[Records]

################

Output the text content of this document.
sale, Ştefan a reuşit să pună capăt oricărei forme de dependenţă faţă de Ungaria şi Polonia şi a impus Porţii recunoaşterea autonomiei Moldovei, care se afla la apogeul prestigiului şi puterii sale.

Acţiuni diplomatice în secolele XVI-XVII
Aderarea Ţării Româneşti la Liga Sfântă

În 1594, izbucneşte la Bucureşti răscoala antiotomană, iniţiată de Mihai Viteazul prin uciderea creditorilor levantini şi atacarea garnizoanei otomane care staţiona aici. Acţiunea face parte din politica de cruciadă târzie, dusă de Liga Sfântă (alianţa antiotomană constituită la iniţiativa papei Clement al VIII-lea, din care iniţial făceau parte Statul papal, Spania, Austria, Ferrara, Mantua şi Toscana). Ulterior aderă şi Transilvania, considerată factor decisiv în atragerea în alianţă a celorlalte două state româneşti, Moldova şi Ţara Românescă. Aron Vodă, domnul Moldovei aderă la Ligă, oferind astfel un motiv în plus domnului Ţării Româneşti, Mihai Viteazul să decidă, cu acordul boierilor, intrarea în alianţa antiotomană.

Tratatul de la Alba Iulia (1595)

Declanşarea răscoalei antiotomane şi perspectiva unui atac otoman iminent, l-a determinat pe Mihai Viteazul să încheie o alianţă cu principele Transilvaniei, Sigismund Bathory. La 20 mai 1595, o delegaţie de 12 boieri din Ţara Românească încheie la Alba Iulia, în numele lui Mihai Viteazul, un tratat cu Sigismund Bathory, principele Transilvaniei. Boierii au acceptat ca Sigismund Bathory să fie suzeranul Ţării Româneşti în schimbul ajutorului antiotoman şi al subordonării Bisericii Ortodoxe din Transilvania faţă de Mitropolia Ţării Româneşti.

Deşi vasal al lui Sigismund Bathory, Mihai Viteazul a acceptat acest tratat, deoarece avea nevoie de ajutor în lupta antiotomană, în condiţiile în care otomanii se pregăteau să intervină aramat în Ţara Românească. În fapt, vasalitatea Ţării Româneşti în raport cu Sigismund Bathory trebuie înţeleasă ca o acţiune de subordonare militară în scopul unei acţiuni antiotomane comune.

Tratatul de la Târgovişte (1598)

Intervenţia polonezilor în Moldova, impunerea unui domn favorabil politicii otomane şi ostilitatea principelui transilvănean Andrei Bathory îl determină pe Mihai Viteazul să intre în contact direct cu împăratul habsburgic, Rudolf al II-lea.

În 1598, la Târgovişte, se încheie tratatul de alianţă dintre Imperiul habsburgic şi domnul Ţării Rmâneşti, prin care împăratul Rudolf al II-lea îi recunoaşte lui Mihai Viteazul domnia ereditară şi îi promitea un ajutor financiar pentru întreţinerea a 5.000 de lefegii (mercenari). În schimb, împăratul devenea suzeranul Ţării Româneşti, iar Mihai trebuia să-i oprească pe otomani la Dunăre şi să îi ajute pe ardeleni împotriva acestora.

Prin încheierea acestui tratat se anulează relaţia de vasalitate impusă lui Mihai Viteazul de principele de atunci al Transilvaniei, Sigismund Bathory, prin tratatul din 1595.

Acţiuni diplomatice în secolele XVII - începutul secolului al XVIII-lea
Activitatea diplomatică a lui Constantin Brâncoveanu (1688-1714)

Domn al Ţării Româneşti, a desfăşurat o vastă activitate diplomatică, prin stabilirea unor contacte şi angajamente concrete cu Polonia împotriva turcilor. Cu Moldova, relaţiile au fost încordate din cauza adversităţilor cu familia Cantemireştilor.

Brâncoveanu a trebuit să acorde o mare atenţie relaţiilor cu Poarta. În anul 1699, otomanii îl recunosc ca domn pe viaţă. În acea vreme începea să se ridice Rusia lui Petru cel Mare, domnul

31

################

**Exercise brief:** The records above should be restated word for word, please.

**Solution to this exercise:**
Output the text content of this document.
sale, Ştefan a reuşit să pună capăt oricărei forme de dependenţă faţă de Ungaria şi Polonia şi a impus Porţii recunoaşterea autonomiei Moldovei, care se afla la apogeul prestigiului şi puterii sale.

Acţiuni diplomatice în secolele XVI-XVII
Aderarea Ţării Româneşti la Liga Sfântă

În 1594, izbucneşte la Bucureşti răscoala antiotomană, iniţiată de Mihai Viteazul prin uciderea creditorilor levantini şi atacarea garnizoanei otomane care staţiona aici. Acţiunea face parte din politica de cruciadă târzie, dusă de Liga Sfântă (alianţa antiotomană constituită la iniţiativa papei Clement al VIII-lea, din care iniţial făceau parte Statul papal, Spania, Austria, Ferrara, Mantua şi Toscana). Ulterior aderă şi Transilvania, considerată factor decisiv în atragerea în alianţă a celorlalte două state româneşti, Moldova şi Ţara Românescă. Aron Vodă, domnul Moldovei aderă la Ligă, oferind astfel un motiv în plus domnului Ţării Româneşti, Mihai Viteazul să decidă, cu acordul boierilor, intrarea în alianţa antiotomană.

Tratatul de la Alba Iulia (1595)

Declanşarea răscoalei antiotomane şi perspectiva unui atac otoman iminent, l-a determinat pe Mihai Viteazul să încheie o alianţă cu principele Transilvaniei, Sigismund Bathory. La 20 mai 1595, o delegaţie de 12 boieri din Ţara Românească încheie la Alba Iulia, în numele lui Mihai Viteazul, un tratat cu Sigismund Bathory, principele Transilvaniei. Boierii au acceptat ca Sigismund Bathory să fie suzeranul Ţării Româneşti în schimbul ajutorului antiotoman şi al subordonării Bisericii Ortodoxe din Transilvania faţă de Mitropolia Ţării Româneşti.

Deşi vasal al lui Sigismund Bathory, Mihai Viteazul a acceptat acest tratat, deoarece avea nevoie de ajutor în lupta antiotomană, în condiţiile în care otomanii se pregăteau să intervină aramat în Ţara Românească. În fapt, vasalitatea Ţării Româneşti în raport cu Sigismund Bathory trebuie înţeleasă ca o acţiune de subordonare militară în scopul unei acţiuni antiotomane comune.

Tratatul de la Târgovişte (1598)

Intervenţia polonezilor în Moldova, impunerea unui domn favorabil politicii otomane şi ostilitatea principelui transilvănean Andrei Bathory îl determină pe Mihai Viteazul să intre în contact direct cu împăratul habsburgic, Rudolf al II-lea.

În 1598, la Târgovişte, se încheie tratatul de alianţă dintre Imperiul habsburgic şi domnul Ţării Rmâneşti, prin care împăratul Rudolf al II-lea îi recunoaşte lui Mihai Viteazul domnia ereditară şi îi promitea un ajutor financiar pentru întreţinerea a 5.000 de lefegii (mercenari). În schimb, împăratul devenea suzeranul Ţării Româneşti, iar Mihai trebuia să-i oprească pe otomani la Dunăre şi să îi ajute pe ardeleni împotriva acestora.

Prin încheierea acestui tratat se anulează relaţia de vasalitate impusă lui Mihai Viteazul de principele de atunci al Transilvaniei, Sigismund Bathory, prin tratatul din 1595.

Acţiuni diplomatice în secolele XVII - începutul secolului al XVIII-lea
Activitatea diplomatică a lui Constantin Brâncoveanu (1688-1714)

Domn al Ţării Româneşti, a desfăşurat o vastă activitate diplomatică, prin stabilirea unor contacte şi angajamente concrete cu Polonia împotriva turcilor. Cu Moldova, relaţiile au fost încordate din cauza adversităţilor cu familia Cantemireştilor.

Brâncoveanu a trebuit să acorde o mare atenţie relaţiilor cu Poarta. În anul 1699, otomanii îl recunosc ca domn pe viaţă. În acea vreme începea să se ridice Rusia lui Petru cel Mare, domnul

31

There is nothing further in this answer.